#### WHAT TO DO
Go through the listing and pick out each line with the word "GOES" in it.

[Figure collection entries]

begin

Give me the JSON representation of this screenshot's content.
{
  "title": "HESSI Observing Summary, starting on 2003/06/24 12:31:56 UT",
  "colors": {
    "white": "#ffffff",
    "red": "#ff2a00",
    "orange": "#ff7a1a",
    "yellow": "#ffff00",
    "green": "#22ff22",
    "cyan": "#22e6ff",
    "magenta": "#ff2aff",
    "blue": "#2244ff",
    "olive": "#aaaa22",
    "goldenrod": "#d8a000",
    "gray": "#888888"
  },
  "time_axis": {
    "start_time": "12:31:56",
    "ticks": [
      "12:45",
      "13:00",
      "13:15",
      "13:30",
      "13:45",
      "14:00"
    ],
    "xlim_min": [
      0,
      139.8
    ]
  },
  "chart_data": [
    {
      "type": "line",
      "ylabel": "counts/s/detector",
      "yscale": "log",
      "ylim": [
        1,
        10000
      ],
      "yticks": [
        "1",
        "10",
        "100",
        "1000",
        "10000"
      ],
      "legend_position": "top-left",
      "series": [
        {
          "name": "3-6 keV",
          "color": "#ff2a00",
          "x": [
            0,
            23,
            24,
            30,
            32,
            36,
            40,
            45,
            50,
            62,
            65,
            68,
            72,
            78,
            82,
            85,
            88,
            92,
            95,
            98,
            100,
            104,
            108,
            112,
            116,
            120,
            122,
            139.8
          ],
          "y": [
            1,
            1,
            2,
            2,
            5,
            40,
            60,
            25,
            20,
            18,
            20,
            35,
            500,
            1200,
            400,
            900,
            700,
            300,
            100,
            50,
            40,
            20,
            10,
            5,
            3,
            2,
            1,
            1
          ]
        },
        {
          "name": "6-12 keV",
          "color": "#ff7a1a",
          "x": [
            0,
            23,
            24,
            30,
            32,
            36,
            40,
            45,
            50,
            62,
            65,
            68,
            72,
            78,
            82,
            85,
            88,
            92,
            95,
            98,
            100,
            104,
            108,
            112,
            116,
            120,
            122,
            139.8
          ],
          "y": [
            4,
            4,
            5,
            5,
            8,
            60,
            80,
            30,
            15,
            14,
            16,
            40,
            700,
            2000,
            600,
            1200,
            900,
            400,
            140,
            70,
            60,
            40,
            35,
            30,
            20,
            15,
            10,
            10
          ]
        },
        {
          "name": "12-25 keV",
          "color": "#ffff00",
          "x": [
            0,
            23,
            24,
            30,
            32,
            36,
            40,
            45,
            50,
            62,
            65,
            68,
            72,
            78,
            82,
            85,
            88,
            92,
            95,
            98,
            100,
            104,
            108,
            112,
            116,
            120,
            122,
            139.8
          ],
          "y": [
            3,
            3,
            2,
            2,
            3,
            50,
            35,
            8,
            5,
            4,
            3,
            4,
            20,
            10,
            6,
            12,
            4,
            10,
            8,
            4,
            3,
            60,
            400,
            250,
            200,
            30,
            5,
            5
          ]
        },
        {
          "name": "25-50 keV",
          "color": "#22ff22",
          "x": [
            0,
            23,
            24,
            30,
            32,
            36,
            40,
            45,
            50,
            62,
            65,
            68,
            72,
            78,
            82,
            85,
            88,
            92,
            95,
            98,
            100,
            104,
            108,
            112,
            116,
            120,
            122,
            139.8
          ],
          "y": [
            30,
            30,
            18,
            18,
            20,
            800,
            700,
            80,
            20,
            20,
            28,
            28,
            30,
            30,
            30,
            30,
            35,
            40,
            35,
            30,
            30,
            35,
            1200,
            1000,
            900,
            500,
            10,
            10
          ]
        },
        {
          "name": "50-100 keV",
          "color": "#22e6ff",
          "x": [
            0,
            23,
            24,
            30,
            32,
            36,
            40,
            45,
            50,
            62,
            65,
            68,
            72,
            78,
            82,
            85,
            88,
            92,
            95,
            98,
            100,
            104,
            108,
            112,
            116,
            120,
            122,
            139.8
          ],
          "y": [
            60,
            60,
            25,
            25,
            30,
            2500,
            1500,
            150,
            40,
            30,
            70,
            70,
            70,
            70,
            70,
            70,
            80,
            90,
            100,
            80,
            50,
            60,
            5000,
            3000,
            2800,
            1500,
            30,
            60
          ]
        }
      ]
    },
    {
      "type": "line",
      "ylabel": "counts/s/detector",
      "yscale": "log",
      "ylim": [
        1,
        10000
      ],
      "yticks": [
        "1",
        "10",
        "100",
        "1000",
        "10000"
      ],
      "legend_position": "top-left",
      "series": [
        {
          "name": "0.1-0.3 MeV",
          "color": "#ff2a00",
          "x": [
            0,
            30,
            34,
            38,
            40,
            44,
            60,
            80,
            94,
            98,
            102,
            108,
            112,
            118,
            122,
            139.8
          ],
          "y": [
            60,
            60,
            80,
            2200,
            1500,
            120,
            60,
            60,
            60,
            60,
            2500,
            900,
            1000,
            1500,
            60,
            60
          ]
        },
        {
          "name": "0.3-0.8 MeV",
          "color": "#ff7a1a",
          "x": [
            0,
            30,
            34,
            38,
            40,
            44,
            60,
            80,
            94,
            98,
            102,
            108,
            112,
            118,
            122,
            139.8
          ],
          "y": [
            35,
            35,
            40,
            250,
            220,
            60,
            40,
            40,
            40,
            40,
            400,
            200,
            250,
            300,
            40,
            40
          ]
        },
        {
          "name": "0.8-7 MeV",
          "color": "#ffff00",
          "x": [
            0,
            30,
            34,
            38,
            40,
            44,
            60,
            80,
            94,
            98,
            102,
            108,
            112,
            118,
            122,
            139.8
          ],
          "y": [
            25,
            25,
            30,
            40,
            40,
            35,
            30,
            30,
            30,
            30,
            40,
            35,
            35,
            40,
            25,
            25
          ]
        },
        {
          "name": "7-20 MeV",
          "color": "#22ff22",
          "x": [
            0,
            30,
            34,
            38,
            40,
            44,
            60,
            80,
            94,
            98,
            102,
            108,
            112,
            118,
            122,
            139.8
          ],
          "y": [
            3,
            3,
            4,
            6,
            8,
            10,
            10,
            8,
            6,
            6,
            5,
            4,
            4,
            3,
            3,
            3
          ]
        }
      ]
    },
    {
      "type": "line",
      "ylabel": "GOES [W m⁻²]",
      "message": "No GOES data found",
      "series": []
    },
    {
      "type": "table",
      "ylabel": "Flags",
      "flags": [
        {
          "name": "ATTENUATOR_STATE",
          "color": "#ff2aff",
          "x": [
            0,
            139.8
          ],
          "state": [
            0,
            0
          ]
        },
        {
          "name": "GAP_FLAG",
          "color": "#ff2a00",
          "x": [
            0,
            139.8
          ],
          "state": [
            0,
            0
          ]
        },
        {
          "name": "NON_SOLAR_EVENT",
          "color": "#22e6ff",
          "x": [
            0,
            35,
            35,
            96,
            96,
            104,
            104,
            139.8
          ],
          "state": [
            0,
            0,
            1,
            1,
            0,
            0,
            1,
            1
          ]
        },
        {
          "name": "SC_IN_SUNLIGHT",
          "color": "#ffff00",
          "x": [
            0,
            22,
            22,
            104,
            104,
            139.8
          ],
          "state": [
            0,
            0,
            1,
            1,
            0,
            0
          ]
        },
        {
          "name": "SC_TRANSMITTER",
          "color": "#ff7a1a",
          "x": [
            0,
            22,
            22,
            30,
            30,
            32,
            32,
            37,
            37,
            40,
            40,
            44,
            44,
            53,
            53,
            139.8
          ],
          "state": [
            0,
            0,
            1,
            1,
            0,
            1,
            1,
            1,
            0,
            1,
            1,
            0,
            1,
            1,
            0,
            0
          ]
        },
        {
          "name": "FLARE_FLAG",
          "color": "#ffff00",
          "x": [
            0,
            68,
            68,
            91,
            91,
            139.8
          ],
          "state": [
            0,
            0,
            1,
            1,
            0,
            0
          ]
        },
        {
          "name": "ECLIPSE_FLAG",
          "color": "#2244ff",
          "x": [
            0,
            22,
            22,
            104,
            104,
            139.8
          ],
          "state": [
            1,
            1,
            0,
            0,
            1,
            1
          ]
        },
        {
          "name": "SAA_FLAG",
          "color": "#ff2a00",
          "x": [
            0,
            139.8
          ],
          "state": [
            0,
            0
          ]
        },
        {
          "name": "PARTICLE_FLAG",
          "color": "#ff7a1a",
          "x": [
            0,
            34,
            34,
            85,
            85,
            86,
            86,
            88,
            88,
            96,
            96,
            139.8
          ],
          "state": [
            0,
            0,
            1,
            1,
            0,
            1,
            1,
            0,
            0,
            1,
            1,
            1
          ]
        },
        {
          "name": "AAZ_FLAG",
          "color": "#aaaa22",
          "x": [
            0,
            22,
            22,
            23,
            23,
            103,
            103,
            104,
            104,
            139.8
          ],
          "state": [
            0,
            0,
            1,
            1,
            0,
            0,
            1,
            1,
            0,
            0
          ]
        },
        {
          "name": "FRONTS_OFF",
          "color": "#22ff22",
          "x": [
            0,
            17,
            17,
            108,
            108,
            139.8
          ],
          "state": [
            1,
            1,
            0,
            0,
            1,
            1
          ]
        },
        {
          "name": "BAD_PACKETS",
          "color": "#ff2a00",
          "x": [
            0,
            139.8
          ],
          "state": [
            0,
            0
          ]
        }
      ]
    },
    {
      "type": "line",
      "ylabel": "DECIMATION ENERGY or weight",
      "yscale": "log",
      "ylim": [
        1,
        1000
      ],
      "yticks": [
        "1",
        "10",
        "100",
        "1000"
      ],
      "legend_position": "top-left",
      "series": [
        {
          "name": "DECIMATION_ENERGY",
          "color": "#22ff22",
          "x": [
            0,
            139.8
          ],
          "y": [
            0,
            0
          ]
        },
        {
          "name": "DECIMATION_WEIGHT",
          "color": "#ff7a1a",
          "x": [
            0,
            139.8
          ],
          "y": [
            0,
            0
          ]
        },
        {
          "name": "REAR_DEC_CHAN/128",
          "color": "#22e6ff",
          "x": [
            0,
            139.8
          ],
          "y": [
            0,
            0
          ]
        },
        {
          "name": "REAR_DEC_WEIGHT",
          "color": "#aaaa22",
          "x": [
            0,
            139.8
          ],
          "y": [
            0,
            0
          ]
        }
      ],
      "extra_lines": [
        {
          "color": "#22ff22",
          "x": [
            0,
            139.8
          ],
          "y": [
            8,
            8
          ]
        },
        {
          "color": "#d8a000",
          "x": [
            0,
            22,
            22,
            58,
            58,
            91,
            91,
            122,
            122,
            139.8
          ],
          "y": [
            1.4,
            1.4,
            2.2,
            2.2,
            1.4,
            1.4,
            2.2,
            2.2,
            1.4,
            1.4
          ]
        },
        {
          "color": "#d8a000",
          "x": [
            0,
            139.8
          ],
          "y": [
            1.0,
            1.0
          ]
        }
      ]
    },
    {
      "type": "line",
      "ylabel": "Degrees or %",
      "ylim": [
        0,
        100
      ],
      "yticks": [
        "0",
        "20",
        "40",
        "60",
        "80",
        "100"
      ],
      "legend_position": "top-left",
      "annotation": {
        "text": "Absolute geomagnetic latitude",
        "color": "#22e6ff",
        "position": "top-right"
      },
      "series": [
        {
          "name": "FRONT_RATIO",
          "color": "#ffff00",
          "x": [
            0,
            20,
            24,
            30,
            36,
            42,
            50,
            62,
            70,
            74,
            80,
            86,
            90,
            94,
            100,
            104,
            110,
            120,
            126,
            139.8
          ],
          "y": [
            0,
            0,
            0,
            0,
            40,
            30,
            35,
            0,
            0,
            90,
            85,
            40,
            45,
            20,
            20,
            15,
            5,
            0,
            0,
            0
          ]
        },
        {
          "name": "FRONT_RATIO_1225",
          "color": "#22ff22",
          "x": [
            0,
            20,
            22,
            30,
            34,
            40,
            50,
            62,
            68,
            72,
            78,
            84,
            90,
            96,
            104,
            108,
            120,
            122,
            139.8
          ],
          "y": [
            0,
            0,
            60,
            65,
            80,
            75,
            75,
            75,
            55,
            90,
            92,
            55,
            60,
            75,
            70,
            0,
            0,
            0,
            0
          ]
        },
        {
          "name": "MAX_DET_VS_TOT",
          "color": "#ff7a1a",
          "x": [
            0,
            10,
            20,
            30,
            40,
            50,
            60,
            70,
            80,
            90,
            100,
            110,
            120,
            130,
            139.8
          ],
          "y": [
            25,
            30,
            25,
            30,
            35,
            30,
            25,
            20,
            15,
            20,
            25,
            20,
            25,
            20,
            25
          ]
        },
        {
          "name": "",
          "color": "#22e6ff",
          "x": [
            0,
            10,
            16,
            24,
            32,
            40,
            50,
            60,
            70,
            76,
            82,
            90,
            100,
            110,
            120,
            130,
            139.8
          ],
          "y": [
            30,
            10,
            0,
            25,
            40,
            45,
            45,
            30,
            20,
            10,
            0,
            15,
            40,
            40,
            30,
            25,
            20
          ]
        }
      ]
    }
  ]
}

end

#### EXERCISE SOLUTION
      "ylabel": "GOES [W m⁻²]",
      "message": "No GOES data found",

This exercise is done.